# DIRECTIONS
Copy the line with "Give me a plain-text" and all lines following it through the last line of the entries, exactly as written.
### AVAILABLE RECORDS
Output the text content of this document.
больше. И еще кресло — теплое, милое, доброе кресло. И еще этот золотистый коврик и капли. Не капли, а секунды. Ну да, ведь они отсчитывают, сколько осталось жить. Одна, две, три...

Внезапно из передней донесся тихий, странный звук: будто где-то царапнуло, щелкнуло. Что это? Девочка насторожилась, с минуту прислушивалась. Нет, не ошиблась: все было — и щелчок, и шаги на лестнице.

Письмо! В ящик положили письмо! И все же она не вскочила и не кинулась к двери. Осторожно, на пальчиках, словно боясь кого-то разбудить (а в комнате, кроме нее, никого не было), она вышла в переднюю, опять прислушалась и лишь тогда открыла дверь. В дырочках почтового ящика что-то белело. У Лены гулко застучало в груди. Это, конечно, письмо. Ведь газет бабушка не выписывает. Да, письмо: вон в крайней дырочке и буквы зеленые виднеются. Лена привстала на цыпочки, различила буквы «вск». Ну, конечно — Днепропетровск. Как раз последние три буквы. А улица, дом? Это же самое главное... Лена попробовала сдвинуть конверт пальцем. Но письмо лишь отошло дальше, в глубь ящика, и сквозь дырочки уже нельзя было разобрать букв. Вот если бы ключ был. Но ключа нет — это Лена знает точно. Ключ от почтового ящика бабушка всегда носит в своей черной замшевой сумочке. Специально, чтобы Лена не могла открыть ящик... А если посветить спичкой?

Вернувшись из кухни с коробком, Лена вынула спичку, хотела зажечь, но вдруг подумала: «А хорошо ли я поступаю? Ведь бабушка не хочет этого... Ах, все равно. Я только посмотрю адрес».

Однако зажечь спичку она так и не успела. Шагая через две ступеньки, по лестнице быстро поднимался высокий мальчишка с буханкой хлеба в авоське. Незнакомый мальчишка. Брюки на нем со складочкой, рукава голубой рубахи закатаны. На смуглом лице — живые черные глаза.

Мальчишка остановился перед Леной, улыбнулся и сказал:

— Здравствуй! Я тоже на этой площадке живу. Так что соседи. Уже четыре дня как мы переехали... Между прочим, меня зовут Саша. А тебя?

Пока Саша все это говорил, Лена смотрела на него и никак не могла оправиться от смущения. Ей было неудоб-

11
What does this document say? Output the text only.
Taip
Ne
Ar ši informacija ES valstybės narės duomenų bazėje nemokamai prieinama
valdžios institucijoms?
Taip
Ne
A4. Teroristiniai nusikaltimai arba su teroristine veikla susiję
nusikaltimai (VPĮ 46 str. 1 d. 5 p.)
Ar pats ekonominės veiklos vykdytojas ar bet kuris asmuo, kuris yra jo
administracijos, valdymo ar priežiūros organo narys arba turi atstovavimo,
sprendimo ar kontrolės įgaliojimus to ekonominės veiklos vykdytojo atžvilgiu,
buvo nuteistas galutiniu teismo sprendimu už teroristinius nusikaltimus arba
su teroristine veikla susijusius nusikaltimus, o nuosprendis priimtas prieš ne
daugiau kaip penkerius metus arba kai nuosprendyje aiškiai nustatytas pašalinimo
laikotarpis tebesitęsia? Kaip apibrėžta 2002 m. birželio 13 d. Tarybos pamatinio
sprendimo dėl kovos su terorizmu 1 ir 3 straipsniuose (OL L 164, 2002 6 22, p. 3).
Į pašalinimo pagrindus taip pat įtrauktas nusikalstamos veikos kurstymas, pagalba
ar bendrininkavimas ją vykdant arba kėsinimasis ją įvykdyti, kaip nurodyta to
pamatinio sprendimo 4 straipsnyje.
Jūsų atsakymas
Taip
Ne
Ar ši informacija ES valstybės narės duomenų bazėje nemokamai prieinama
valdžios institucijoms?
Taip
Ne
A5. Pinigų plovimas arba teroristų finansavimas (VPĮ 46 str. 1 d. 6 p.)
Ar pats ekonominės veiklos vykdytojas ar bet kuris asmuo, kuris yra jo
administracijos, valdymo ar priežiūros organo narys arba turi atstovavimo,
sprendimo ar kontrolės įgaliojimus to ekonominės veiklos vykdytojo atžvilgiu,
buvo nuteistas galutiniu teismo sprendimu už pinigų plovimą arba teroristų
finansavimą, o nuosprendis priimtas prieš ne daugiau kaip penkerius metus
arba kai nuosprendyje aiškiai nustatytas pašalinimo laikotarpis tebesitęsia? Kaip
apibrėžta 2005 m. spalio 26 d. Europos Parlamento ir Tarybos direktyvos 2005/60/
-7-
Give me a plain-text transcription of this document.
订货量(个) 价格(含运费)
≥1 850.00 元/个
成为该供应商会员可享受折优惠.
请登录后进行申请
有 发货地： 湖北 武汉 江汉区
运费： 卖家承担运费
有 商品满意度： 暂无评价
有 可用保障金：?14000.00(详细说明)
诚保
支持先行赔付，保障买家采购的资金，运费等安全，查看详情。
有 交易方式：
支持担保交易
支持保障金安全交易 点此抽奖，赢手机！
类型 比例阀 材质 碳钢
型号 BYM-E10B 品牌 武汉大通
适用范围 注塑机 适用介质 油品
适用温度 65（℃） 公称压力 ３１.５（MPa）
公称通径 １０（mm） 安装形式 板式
######
# TASK OUTPUT
Give me a plain-text transcription of this document.
订货量(个) 价格(含运费)
≥1 850.00 元/个
成为该供应商会员可享受折优惠.
请登录后进行申请
有 发货地： 湖北 武汉 江汉区
运费： 卖家承担运费
有 商品满意度： 暂无评价
有 可用保障金：?14000.00(详细说明)
诚保
支持先行赔付，保障买家采购的资金，运费等安全，查看详情。
有 交易方式：
支持担保交易
支持保障金安全交易 点此抽奖，赢手机！
类型 比例阀 材质 碳钢
型号 BYM-E10B 品牌 武汉大通
适用范围 注塑机 适用介质 油品
适用温度 65（℃） 公称压力 ３１.５（MPa）
公称通径 １０（mm） 安装形式 板式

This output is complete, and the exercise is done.